• [EXERCISE DETAILS] Write out the data below exactly as given, without any of its pictures.

########################################

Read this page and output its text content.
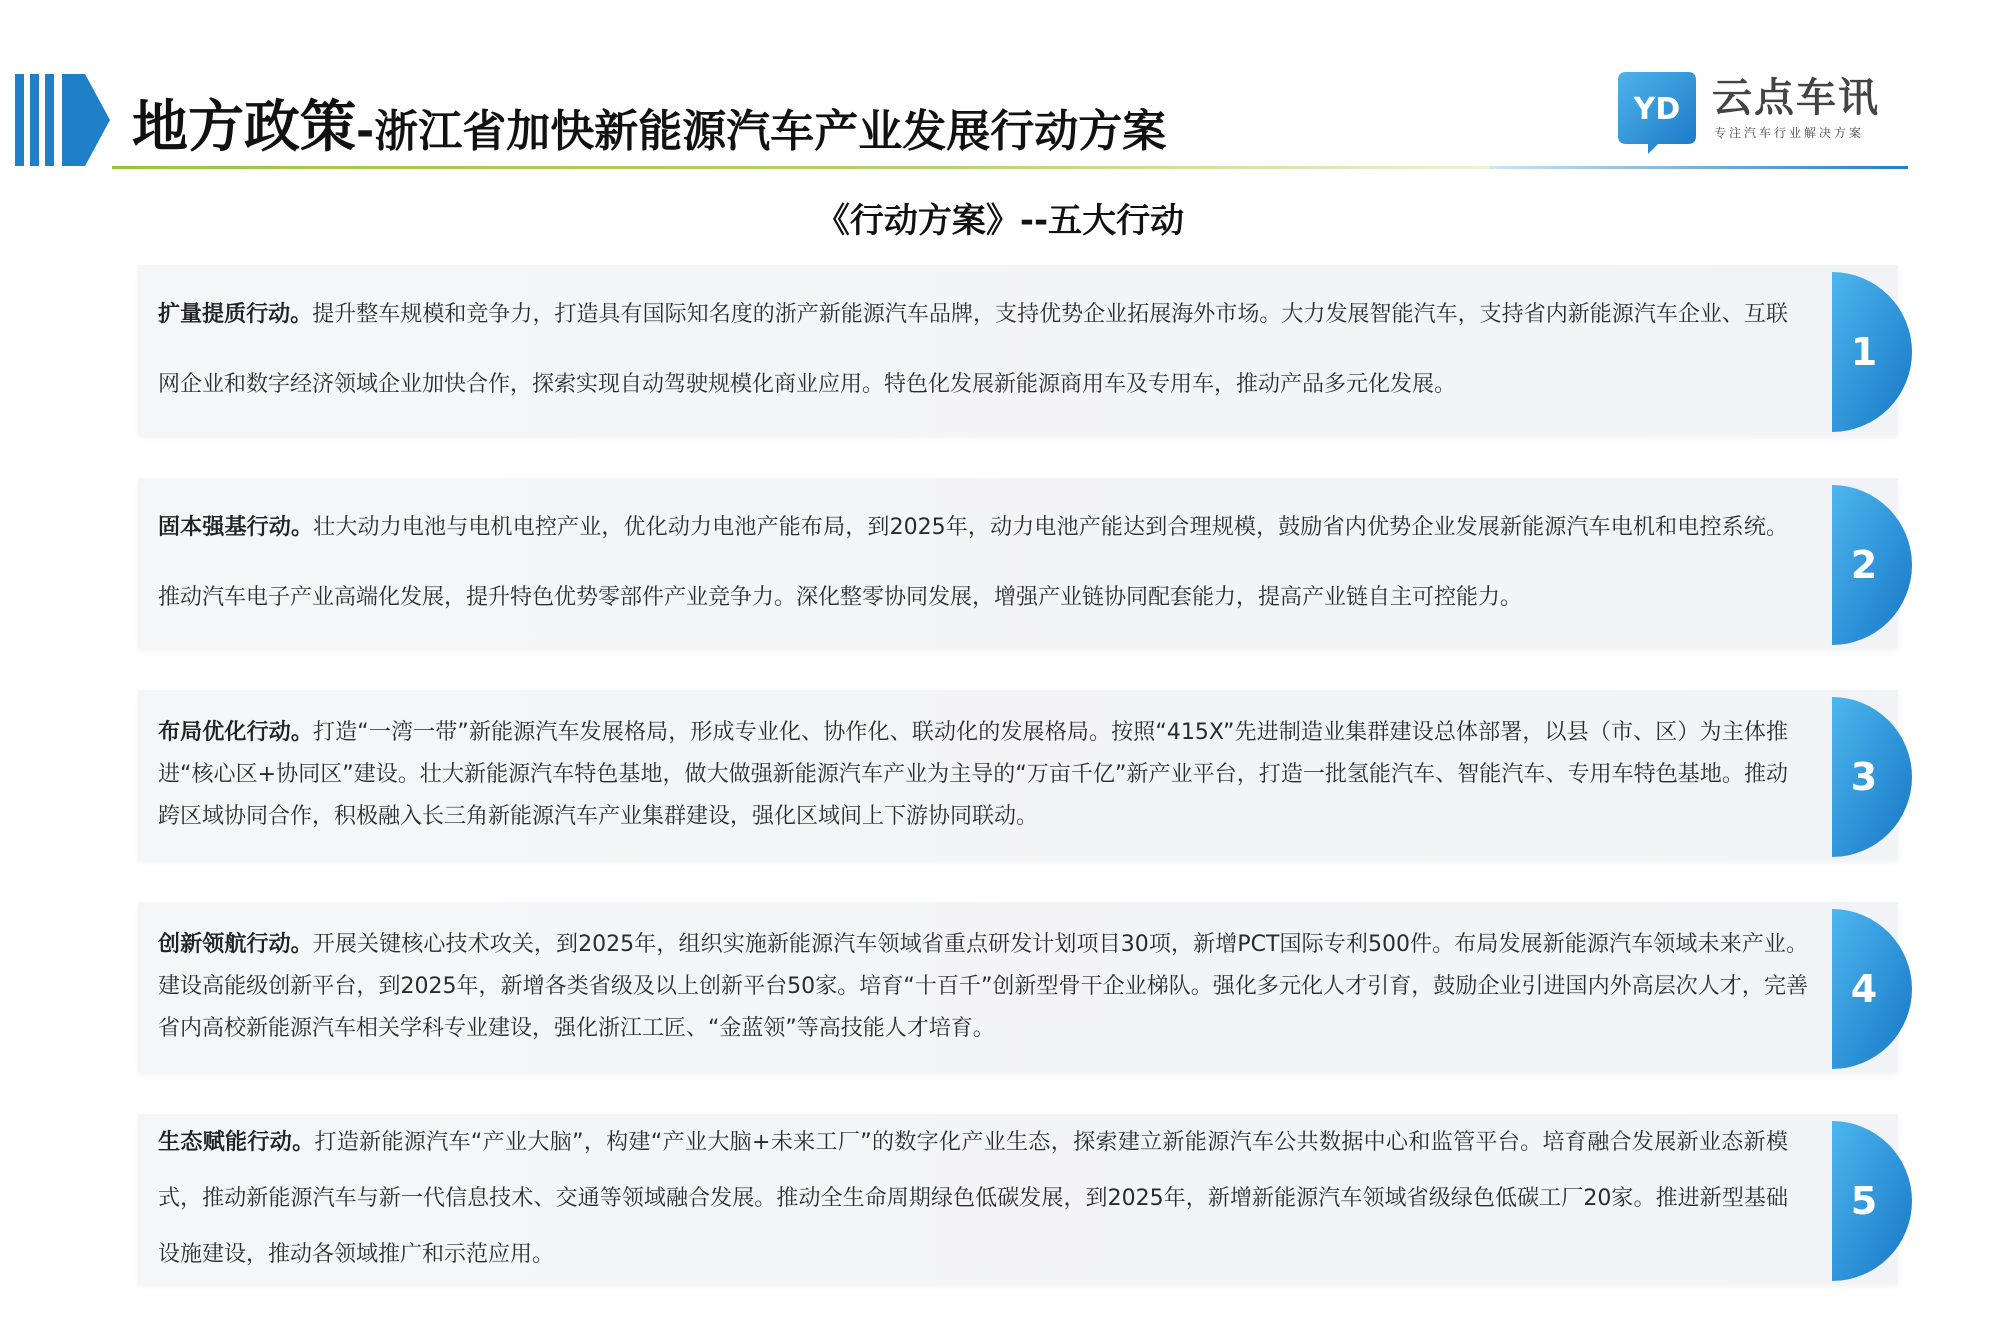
地方政策-浙江省加快新能源汽车产业发展行动方案	YD 云点车讯
专注汽车行业解决方案
《行动方案》--五大行动

扩量提质行动。提升整车规模和竞争力，打造具有国际知名度的浙产新能源汽车品牌，支持优势企业拓展海外市场。大力发展智能汽车，支持省内新能源汽车企业、互联网企业和数字经济领域企业加快合作，探索实现自动驾驶规模化商业应用。特色化发展新能源商用车及专用车，推动产品多元化发展。

1

固本强基行动。壮大动力电池与电机电控产业，优化动力电池产能布局，到2025年，动力电池产能达到合理规模，鼓励省内优势企业发展新能源汽车电机和电控系统。推动汽车电子产业高端化发展，提升特色优势零部件产业竞争力。深化整零协同发展，增强产业链协同配套能力，提高产业链自主可控能力。

2

布局优化行动。打造“一湾一带”新能源汽车发展格局，形成专业化、协作化、联动化的发展格局。按照“415X”先进制造业集群建设总体部署，以县（市、区）为主体推进“核心区+协同区”建设。壮大新能源汽车特色基地，做大做强新能源汽车产业为主导的“万亩千亿”新产业平台，打造一批氢能汽车、智能汽车、专用车特色基地。推动跨区域协同合作，积极融入长三角新能源汽车产业集群建设，强化区域间上下游协同联动。

3

创新领航行动。开展关键核心技术攻关，到2025年，组织实施新能源汽车领域省重点研发计划项目30项，新增PCT国际专利500件。布局发展新能源汽车领域未来产业。建设高能级创新平台，到2025年，新增各类省级及以上创新平台50家。培育“十百千”创新型骨干企业梯队。强化多元化人才引育，鼓励企业引进国内外高层次人才，完善省内高校新能源汽车相关学科专业建设，强化浙江工匠、“金蓝领”等高技能人才培育。

4

生态赋能行动。打造新能源汽车“产业大脑”，构建“产业大脑+未来工厂”的数字化产业生态，探索建立新能源汽车公共数据中心和监管平台。培育融合发展新业态新模式，推动新能源汽车与新一代信息技术、交通等领域融合发展。推动全生命周期绿色低碳发展，到2025年，新增新能源汽车领域省级绿色低碳工厂20家。推进新型基础设施建设，推动各领域推广和示范应用。

5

########################################

• [EXERCISE SOLUTION]
Read this page and output its text content.
地方政策-浙江省加快新能源汽车产业发展行动方案	YD 云点车讯
专注汽车行业解决方案
《行动方案》--五大行动

扩量提质行动。提升整车规模和竞争力，打造具有国际知名度的浙产新能源汽车品牌，支持优势企业拓展海外市场。大力发展智能汽车，支持省内新能源汽车企业、互联网企业和数字经济领域企业加快合作，探索实现自动驾驶规模化商业应用。特色化发展新能源商用车及专用车，推动产品多元化发展。

1

固本强基行动。壮大动力电池与电机电控产业，优化动力电池产能布局，到2025年，动力电池产能达到合理规模，鼓励省内优势企业发展新能源汽车电机和电控系统。推动汽车电子产业高端化发展，提升特色优势零部件产业竞争力。深化整零协同发展，增强产业链协同配套能力，提高产业链自主可控能力。

2

布局优化行动。打造“一湾一带”新能源汽车发展格局，形成专业化、协作化、联动化的发展格局。按照“415X”先进制造业集群建设总体部署，以县（市、区）为主体推进“核心区+协同区”建设。壮大新能源汽车特色基地，做大做强新能源汽车产业为主导的“万亩千亿”新产业平台，打造一批氢能汽车、智能汽车、专用车特色基地。推动跨区域协同合作，积极融入长三角新能源汽车产业集群建设，强化区域间上下游协同联动。

3

创新领航行动。开展关键核心技术攻关，到2025年，组织实施新能源汽车领域省重点研发计划项目30项，新增PCT国际专利500件。布局发展新能源汽车领域未来产业。建设高能级创新平台，到2025年，新增各类省级及以上创新平台50家。培育“十百千”创新型骨干企业梯队。强化多元化人才引育，鼓励企业引进国内外高层次人才，完善省内高校新能源汽车相关学科专业建设，强化浙江工匠、“金蓝领”等高技能人才培育。

4

生态赋能行动。打造新能源汽车“产业大脑”，构建“产业大脑+未来工厂”的数字化产业生态，探索建立新能源汽车公共数据中心和监管平台。培育融合发展新业态新模式，推动新能源汽车与新一代信息技术、交通等领域融合发展。推动全生命周期绿色低碳发展，到2025年，新增新能源汽车领域省级绿色低碳工厂20家。推进新型基础设施建设，推动各领域推广和示范应用。

5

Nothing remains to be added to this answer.